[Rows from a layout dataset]
------------------------------
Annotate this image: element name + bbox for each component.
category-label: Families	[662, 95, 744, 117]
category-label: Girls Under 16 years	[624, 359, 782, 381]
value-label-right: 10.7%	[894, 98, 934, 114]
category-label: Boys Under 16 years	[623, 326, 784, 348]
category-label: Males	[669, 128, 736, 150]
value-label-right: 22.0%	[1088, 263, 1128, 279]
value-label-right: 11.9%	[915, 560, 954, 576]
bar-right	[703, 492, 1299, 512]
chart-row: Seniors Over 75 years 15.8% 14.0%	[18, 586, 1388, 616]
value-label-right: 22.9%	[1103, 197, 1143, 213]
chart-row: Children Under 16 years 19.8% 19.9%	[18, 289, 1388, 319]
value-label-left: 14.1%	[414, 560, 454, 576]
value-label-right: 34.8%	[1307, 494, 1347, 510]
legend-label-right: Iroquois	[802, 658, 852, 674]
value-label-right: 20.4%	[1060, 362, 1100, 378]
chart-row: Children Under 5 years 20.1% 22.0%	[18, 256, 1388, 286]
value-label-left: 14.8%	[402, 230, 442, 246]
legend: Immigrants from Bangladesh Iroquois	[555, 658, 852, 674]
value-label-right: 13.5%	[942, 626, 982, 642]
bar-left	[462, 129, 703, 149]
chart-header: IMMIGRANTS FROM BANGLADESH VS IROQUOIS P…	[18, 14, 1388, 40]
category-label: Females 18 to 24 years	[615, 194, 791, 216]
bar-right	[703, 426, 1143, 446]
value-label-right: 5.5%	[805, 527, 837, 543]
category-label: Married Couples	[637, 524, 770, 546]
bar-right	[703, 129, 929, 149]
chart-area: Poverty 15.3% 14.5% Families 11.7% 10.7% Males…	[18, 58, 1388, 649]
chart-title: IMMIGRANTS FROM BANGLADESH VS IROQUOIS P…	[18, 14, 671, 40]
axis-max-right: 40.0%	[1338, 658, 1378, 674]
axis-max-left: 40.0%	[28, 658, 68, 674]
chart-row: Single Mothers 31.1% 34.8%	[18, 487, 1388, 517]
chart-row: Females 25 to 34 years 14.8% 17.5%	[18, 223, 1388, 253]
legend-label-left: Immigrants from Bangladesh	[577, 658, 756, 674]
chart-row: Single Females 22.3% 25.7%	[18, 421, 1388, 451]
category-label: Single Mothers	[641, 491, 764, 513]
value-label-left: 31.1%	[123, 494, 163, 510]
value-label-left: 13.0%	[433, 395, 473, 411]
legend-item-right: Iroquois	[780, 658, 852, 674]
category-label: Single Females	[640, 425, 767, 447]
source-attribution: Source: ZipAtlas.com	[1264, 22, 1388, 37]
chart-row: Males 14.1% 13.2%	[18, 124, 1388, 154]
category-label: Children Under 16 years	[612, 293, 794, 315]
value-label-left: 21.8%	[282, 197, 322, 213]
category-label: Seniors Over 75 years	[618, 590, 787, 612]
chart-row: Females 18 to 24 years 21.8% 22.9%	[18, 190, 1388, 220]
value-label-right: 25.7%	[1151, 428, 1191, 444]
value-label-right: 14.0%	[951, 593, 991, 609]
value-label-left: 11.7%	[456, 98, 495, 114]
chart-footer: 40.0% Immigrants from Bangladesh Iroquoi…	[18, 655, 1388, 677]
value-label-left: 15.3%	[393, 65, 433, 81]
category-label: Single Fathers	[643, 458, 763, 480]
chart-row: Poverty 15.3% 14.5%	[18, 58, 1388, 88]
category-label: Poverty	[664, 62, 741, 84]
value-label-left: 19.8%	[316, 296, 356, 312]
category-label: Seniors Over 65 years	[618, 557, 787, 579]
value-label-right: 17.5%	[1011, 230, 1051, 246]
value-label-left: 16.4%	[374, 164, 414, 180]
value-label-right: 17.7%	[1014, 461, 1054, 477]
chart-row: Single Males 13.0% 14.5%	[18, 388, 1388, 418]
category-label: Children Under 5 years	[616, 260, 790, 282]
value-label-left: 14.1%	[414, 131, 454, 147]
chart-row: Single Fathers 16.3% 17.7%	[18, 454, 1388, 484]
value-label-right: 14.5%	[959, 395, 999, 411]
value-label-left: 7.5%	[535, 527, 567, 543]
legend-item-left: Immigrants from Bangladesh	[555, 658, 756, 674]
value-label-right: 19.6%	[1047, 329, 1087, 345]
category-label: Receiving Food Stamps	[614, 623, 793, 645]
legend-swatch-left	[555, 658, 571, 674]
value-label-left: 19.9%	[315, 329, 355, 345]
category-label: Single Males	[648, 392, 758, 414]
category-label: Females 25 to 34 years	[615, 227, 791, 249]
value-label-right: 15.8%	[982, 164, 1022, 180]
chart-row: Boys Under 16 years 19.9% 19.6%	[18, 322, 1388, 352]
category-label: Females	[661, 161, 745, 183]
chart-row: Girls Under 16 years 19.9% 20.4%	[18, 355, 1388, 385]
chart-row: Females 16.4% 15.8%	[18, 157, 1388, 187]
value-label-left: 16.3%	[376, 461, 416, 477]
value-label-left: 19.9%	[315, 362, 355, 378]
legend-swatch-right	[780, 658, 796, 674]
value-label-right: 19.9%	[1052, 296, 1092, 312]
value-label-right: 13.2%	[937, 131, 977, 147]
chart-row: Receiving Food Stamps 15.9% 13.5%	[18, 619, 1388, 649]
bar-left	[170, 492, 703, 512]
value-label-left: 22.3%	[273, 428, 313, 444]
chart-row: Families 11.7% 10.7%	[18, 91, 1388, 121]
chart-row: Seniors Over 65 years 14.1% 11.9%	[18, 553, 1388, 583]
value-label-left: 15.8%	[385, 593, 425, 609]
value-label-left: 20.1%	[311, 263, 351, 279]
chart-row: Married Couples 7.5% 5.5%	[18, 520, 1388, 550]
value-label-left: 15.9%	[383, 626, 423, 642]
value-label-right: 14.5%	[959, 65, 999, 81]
------------------------------
__Goal of the exercise__
Rewrite the data from its first line through the line containing "524, 770, 546]", substituting "row-label" for every occurrence of "category-label" and leaving everything else unchanged.

__Correct answer__
Annotate this image: element name + bbox for each component.
row-label: Families	[662, 95, 744, 117]
row-label: Girls Under 16 years	[624, 359, 782, 381]
value-label-right: 10.7%	[894, 98, 934, 114]
row-label: Boys Under 16 years	[623, 326, 784, 348]
row-label: Males	[669, 128, 736, 150]
value-label-right: 22.0%	[1088, 263, 1128, 279]
value-label-right: 11.9%	[915, 560, 954, 576]
bar-right	[703, 492, 1299, 512]
chart-row: Seniors Over 75 years 15.8% 14.0%	[18, 586, 1388, 616]
value-label-right: 22.9%	[1103, 197, 1143, 213]
chart-row: Children Under 16 years 19.8% 19.9%	[18, 289, 1388, 319]
value-label-left: 14.1%	[414, 560, 454, 576]
value-label-right: 34.8%	[1307, 494, 1347, 510]
legend-label-right: Iroquois	[802, 658, 852, 674]
value-label-right: 20.4%	[1060, 362, 1100, 378]
chart-row: Children Under 5 years 20.1% 22.0%	[18, 256, 1388, 286]
value-label-left: 14.8%	[402, 230, 442, 246]
legend: Immigrants from Bangladesh Iroquois	[555, 658, 852, 674]
value-label-right: 13.5%	[942, 626, 982, 642]
bar-left	[462, 129, 703, 149]
chart-header: IMMIGRANTS FROM BANGLADESH VS IROQUOIS P…	[18, 14, 1388, 40]
row-label: Females 18 to 24 years	[615, 194, 791, 216]
bar-right	[703, 426, 1143, 446]
value-label-right: 5.5%	[805, 527, 837, 543]
row-label: Married Couples	[637, 524, 770, 546]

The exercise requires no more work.